§ **GOAL OF THE EXERCISE**
Could you give the data below again, exactly and completely?

§ **EXERCISE MATERIAL**

- - -

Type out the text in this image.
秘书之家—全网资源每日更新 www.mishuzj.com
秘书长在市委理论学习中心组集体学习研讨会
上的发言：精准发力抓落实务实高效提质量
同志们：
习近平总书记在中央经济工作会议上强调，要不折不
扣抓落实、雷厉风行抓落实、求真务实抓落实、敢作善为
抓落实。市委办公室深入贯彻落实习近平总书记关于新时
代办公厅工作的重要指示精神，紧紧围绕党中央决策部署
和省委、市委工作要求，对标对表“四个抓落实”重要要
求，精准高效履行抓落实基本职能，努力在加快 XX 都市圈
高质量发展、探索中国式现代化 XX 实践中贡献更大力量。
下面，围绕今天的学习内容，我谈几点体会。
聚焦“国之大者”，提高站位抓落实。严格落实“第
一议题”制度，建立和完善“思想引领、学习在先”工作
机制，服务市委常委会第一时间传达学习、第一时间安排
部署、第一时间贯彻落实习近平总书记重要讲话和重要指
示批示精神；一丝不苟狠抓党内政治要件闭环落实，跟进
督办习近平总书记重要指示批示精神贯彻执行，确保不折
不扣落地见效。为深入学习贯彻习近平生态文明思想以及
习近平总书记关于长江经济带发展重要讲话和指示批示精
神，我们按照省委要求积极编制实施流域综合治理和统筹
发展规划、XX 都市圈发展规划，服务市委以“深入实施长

- - -

§ **RESULT OF THE EXERCISE**
Type out the text in this image.
秘书之家—全网资源每日更新 www.mishuzj.com
秘书长在市委理论学习中心组集体学习研讨会
上的发言：精准发力抓落实务实高效提质量
同志们：
习近平总书记在中央经济工作会议上强调，要不折不
扣抓落实、雷厉风行抓落实、求真务实抓落实、敢作善为
抓落实。市委办公室深入贯彻落实习近平总书记关于新时
代办公厅工作的重要指示精神，紧紧围绕党中央决策部署
和省委、市委工作要求，对标对表“四个抓落实”重要要
求，精准高效履行抓落实基本职能，努力在加快 XX 都市圈
高质量发展、探索中国式现代化 XX 实践中贡献更大力量。
下面，围绕今天的学习内容，我谈几点体会。
聚焦“国之大者”，提高站位抓落实。严格落实“第
一议题”制度，建立和完善“思想引领、学习在先”工作
机制，服务市委常委会第一时间传达学习、第一时间安排
部署、第一时间贯彻落实习近平总书记重要讲话和重要指
示批示精神；一丝不苟狠抓党内政治要件闭环落实，跟进
督办习近平总书记重要指示批示精神贯彻执行，确保不折
不扣落地见效。为深入学习贯彻习近平生态文明思想以及
习近平总书记关于长江经济带发展重要讲话和指示批示精
神，我们按照省委要求积极编制实施流域综合治理和统筹
发展规划、XX 都市圈发展规划，服务市委以“深入实施长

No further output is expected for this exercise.